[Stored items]
§
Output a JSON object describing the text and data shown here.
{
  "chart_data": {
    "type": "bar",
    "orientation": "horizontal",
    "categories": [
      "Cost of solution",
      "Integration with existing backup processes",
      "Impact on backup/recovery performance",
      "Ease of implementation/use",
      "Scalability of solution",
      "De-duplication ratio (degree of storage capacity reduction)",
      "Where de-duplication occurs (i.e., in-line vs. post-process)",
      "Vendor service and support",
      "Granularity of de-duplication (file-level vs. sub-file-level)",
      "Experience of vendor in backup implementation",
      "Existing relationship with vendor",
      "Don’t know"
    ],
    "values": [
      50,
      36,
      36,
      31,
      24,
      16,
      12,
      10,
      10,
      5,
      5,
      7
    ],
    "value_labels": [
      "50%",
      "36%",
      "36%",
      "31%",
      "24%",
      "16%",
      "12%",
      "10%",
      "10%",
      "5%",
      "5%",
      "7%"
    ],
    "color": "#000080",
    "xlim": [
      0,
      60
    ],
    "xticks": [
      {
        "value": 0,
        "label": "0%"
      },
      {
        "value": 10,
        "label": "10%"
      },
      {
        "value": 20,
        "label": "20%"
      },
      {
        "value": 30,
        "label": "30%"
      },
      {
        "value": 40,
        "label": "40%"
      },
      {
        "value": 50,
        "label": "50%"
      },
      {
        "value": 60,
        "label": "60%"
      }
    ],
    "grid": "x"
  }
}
§
The request =
Using the data above, return each line exactly as written.

Expected answer =
Output a JSON object describing the text and data shown here.
{
  "chart_data": {
    "type": "bar",
    "orientation": "horizontal",
    "categories": [
      "Cost of solution",
      "Integration with existing backup processes",
      "Impact on backup/recovery performance",
      "Ease of implementation/use",
      "Scalability of solution",
      "De-duplication ratio (degree of storage capacity reduction)",
      "Where de-duplication occurs (i.e., in-line vs. post-process)",
      "Vendor service and support",
      "Granularity of de-duplication (file-level vs. sub-file-level)",
      "Experience of vendor in backup implementation",
      "Existing relationship with vendor",
      "Don’t know"
    ],
    "values": [
      50,
      36,
      36,
      31,
      24,
      16,
      12,
      10,
      10,
      5,
      5,
      7
    ],
    "value_labels": [
      "50%",
      "36%",
      "36%",
      "31%",
      "24%",
      "16%",
      "12%",
      "10%",
      "10%",
      "5%",
      "5%",
      "7%"
    ],
    "color": "#000080",
    "xlim": [
      0,
      60
    ],
    "xticks": [
      {
        "value": 0,
        "label": "0%"
      },
      {
        "value": 10,
        "label": "10%"
      },
      {
        "value": 20,
        "label": "20%"
      },
      {
        "value": 30,
        "label": "30%"
      },
      {
        "value": 40,
        "label": "40%"
      },
      {
        "value": 50,
        "label": "50%"
      },
      {
        "value": 60,
        "label": "60%"
      }
    ],
    "grid": "x"
  }
}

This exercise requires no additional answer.